WRITTEN PROBLEM → Quote the entries word for word. Omit the pictures.

(Dataset excerpts)
______

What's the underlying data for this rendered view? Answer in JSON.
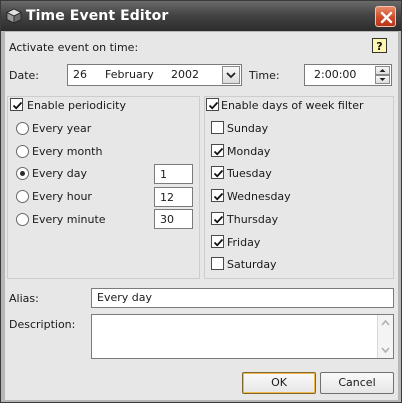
{
  "window": {
    "title": "Time Event Editor",
    "app_icon": "cube-icon",
    "close_icon": "close-icon"
  },
  "colors": {
    "titlebar": "#3c3c3c",
    "close_button": "#d2522b",
    "dialog_background": "#e7e7e7",
    "default_button_border": "#f3b64d"
  },
  "activate": {
    "label": "Activate event on time:",
    "help_icon": "help-icon"
  },
  "date": {
    "label": "Date:",
    "day": "26",
    "month": "February",
    "year": "2002"
  },
  "time": {
    "label": "Time:",
    "value": "2:00:00"
  },
  "periodicity": {
    "label": "Enable periodicity",
    "checked": true,
    "options": [
      {
        "label": "Every year",
        "selected": false,
        "value": ""
      },
      {
        "label": "Every month",
        "selected": false,
        "value": ""
      },
      {
        "label": "Every day",
        "selected": true,
        "value": "1"
      },
      {
        "label": "Every hour",
        "selected": false,
        "value": "12"
      },
      {
        "label": "Every minute",
        "selected": false,
        "value": "30"
      }
    ]
  },
  "days_filter": {
    "label": "Enable days of week filter",
    "checked": true,
    "days": [
      {
        "label": "Sunday",
        "checked": false
      },
      {
        "label": "Monday",
        "checked": true
      },
      {
        "label": "Tuesday",
        "checked": true
      },
      {
        "label": "Wednesday",
        "checked": true
      },
      {
        "label": "Thursday",
        "checked": true
      },
      {
        "label": "Friday",
        "checked": true
      },
      {
        "label": "Saturday",
        "checked": false
      }
    ]
  },
  "alias": {
    "label": "Alias:",
    "value": "Every day"
  },
  "description": {
    "label": "Description:",
    "value": ""
  },
  "buttons": {
    "ok": "OK",
    "cancel": "Cancel"
  }
}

______

WRITTEN SOLUTION →
What's the underlying data for this rendered view? Answer in JSON.
{
  "window": {
    "title": "Time Event Editor",
    "app_icon": "cube-icon",
    "close_icon": "close-icon"
  },
  "colors": {
    "titlebar": "#3c3c3c",
    "close_button": "#d2522b",
    "dialog_background": "#e7e7e7",
    "default_button_border": "#f3b64d"
  },
  "activate": {
    "label": "Activate event on time:",
    "help_icon": "help-icon"
  },
  "date": {
    "label": "Date:",
    "day": "26",
    "month": "February",
    "year": "2002"
  },
  "time": {
    "label": "Time:",
    "value": "2:00:00"
  },
  "periodicity": {
    "label": "Enable periodicity",
    "checked": true,
    "options": [
      {
        "label": "Every year",
        "selected": false,
        "value": ""
      },
      {
        "label": "Every month",
        "selected": false,
        "value": ""
      },
      {
        "label": "Every day",
        "selected": true,
        "value": "1"
      },
      {
        "label": "Every hour",
        "selected": false,
        "value": "12"
      },
      {
        "label": "Every minute",
        "selected": false,
        "value": "30"
      }
    ]
  },
  "days_filter": {
    "label": "Enable days of week filter",
    "checked": true,
    "days": [
      {
        "label": "Sunday",
        "checked": false
      },
      {
        "label": "Monday",
        "checked": true
      },
      {
        "label": "Tuesday",
        "checked": true
      },
      {
        "label": "Wednesday",
        "checked": true
      },
      {
        "label": "Thursday",
        "checked": true
      },
      {
        "label": "Friday",
        "checked": true
      },
      {
        "label": "Saturday",
        "checked": false
      }
    ]
  },
  "alias": {
    "label": "Alias:",
    "value": "Every day"
  },
  "description": {
    "label": "Description:",
    "value": ""
  },
  "buttons": {
    "ok": "OK",
    "cancel": "Cancel"
  }
}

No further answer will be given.